Start Provided information
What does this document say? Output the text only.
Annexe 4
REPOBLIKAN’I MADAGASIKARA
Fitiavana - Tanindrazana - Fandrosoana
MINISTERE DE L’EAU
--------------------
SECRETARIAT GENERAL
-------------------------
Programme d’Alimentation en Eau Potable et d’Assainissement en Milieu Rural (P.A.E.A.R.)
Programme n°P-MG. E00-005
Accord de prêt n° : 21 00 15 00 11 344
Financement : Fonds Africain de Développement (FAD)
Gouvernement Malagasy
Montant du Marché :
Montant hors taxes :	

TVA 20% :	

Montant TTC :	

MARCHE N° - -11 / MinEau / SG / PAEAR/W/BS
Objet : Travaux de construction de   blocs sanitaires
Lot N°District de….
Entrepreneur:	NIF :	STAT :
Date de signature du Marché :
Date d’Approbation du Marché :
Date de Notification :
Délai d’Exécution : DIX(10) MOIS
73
End Provided information
Start Provided information
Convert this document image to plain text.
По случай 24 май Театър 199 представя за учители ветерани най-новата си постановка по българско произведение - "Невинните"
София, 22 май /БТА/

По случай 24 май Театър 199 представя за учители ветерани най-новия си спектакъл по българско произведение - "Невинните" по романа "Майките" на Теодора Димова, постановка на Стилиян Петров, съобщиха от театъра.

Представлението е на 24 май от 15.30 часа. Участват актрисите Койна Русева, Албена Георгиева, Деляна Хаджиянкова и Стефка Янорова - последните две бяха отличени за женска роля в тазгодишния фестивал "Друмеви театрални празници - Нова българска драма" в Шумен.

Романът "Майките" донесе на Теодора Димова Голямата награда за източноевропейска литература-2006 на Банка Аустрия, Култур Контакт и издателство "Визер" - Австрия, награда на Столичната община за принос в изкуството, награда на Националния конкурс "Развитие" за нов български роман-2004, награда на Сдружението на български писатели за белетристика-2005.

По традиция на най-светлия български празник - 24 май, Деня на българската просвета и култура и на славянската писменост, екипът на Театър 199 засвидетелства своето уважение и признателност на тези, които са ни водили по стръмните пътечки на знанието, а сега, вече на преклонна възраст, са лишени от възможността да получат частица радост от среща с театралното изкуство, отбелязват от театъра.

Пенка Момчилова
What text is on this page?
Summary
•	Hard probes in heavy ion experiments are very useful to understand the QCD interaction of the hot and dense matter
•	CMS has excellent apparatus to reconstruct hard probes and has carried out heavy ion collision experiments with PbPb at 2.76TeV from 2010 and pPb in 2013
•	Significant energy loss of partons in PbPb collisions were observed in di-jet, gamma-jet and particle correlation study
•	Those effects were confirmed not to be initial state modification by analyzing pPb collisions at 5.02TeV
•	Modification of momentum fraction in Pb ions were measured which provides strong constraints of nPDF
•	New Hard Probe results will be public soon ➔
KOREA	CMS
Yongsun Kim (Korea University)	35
End Provided information
Start Provided information
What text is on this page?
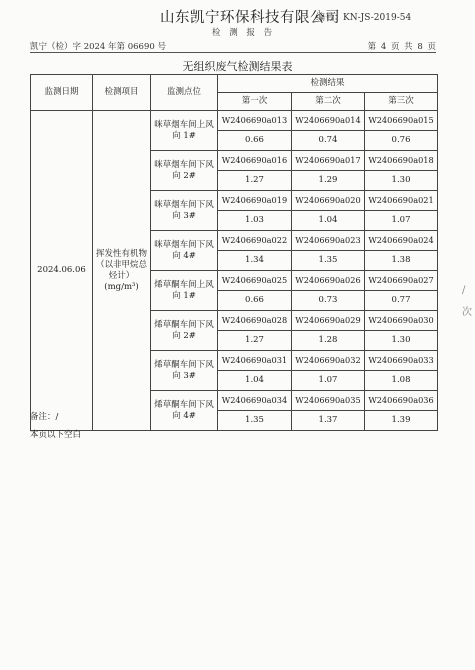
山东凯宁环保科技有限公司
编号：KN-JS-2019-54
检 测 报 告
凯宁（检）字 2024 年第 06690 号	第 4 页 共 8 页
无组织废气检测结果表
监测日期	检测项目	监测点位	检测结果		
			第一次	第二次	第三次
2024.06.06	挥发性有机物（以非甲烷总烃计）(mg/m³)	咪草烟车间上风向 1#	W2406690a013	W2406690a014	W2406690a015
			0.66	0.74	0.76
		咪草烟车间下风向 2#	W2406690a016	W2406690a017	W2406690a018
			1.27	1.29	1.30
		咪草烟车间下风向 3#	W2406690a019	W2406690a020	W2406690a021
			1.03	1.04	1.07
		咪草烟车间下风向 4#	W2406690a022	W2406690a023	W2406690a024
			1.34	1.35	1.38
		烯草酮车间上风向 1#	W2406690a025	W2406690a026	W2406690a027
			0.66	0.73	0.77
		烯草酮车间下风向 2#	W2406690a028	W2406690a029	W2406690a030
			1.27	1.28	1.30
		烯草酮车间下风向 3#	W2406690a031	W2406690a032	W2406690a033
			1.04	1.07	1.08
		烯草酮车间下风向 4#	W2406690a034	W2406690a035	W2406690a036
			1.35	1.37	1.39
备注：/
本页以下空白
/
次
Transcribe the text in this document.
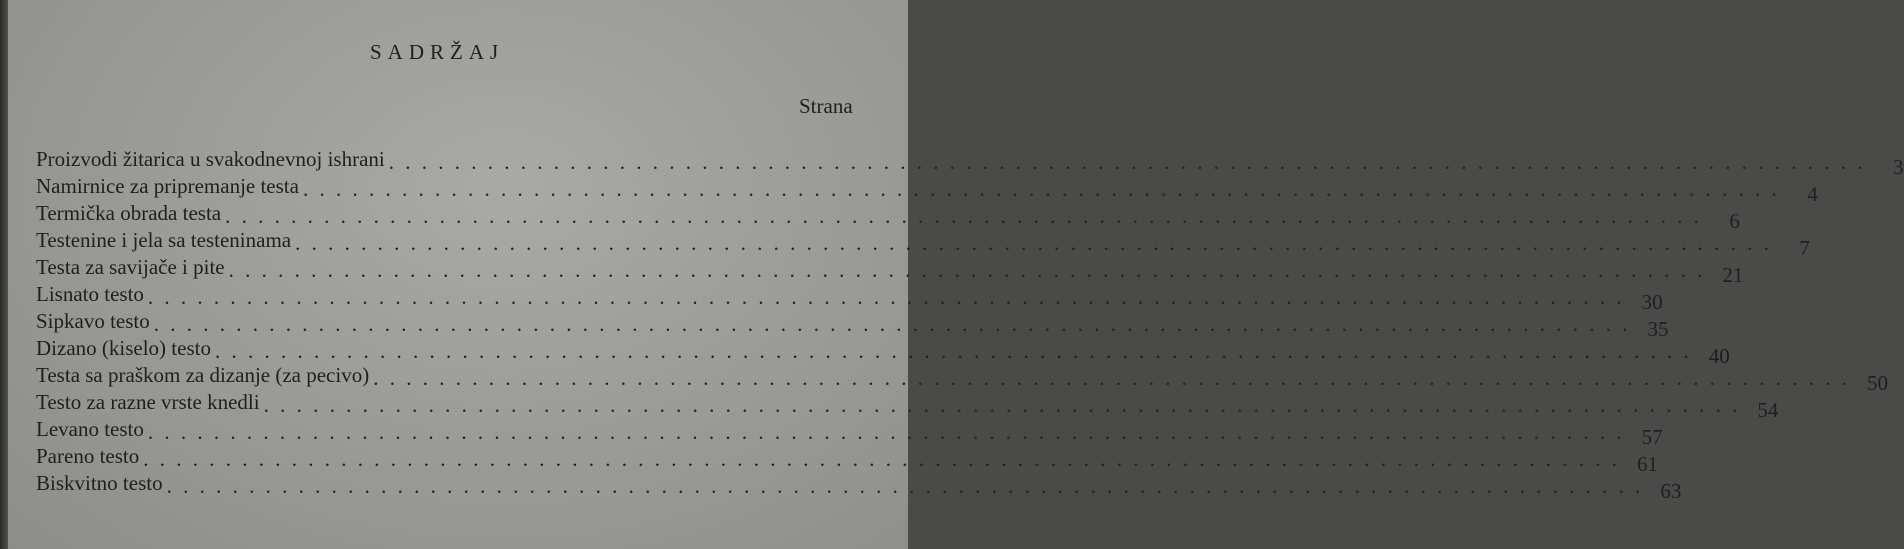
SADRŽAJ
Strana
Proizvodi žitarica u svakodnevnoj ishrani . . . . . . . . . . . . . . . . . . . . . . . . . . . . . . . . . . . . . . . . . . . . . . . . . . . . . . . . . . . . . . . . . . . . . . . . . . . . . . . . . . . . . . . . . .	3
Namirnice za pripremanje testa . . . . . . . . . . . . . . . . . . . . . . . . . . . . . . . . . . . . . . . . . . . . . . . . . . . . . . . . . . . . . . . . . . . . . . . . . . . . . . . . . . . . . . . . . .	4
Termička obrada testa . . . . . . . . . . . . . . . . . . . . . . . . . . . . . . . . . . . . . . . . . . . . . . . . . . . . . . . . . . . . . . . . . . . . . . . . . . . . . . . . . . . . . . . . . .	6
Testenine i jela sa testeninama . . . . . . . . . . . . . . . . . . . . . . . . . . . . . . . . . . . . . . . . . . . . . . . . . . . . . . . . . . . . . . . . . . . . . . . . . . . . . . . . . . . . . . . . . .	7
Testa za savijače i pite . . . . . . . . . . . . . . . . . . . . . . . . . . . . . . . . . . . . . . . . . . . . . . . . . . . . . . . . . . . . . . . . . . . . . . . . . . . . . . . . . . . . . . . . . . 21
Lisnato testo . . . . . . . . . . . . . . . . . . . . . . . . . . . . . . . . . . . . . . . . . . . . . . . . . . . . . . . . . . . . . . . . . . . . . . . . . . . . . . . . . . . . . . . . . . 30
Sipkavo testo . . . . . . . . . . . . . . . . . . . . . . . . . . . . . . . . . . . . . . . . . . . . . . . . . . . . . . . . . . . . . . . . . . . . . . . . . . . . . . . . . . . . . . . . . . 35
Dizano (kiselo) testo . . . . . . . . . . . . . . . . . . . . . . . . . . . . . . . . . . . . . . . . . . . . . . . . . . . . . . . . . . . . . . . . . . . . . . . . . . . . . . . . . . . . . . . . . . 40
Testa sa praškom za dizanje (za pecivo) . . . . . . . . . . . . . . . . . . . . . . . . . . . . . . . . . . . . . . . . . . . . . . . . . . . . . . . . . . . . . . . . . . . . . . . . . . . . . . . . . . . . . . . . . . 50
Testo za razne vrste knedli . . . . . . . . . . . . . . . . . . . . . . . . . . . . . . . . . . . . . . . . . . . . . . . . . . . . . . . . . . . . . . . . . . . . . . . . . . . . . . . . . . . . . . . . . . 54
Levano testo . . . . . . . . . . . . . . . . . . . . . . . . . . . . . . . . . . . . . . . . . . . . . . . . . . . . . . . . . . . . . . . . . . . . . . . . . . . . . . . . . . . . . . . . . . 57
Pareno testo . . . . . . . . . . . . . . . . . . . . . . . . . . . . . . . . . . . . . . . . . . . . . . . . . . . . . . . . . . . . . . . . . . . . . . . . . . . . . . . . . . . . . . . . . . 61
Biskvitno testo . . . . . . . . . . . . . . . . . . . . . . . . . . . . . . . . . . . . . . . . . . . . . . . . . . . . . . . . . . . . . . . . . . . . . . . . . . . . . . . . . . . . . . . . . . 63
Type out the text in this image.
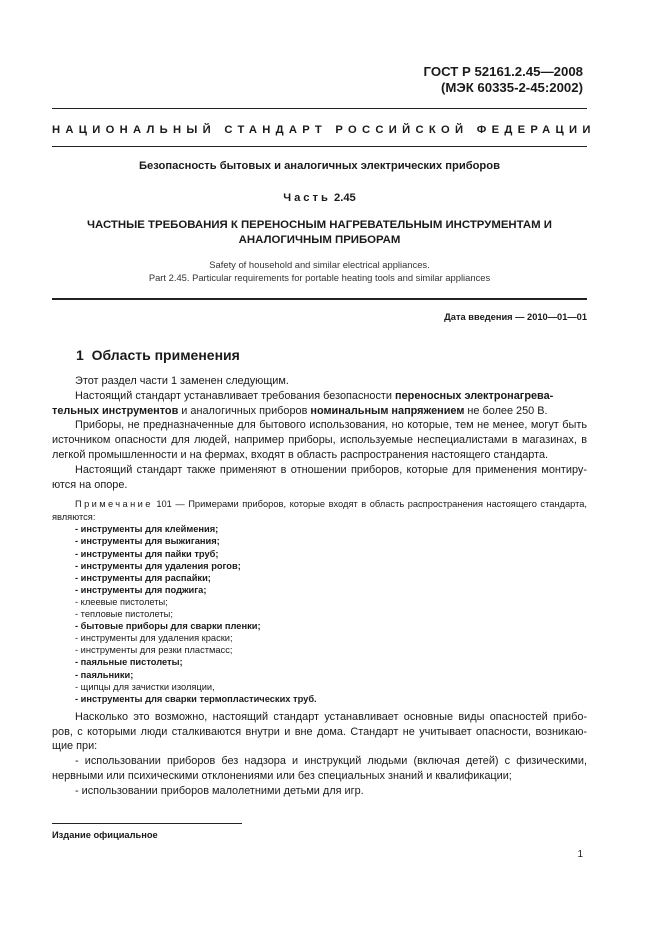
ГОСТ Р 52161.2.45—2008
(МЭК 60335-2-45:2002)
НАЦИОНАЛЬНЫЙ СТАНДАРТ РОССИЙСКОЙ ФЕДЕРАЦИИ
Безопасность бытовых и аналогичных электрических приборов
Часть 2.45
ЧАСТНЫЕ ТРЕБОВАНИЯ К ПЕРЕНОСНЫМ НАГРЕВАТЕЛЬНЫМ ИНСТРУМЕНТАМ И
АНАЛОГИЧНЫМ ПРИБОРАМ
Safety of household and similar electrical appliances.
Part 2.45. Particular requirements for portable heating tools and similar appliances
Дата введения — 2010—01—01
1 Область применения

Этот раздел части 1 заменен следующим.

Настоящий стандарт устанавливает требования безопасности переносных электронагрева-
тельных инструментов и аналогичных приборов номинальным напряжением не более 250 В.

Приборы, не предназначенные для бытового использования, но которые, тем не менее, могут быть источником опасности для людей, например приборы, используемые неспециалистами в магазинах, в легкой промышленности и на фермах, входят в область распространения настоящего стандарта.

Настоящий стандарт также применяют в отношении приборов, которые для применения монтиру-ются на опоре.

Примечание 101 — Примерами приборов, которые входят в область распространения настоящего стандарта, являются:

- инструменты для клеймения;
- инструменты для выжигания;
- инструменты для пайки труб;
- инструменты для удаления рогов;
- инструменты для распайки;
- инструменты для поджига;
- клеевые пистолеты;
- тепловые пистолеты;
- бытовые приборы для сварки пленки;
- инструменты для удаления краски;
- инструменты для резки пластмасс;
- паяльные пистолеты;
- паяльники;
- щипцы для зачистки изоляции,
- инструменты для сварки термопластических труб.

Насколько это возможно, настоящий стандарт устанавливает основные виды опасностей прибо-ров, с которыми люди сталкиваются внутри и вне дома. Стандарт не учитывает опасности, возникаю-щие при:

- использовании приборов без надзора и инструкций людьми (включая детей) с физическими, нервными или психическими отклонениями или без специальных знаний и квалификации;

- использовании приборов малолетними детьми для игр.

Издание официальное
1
End Provided information
### Direction:
Of all the lines above, how many contain the word "ветерани"? Give the number and nothing else.

### Response to the exercise:
2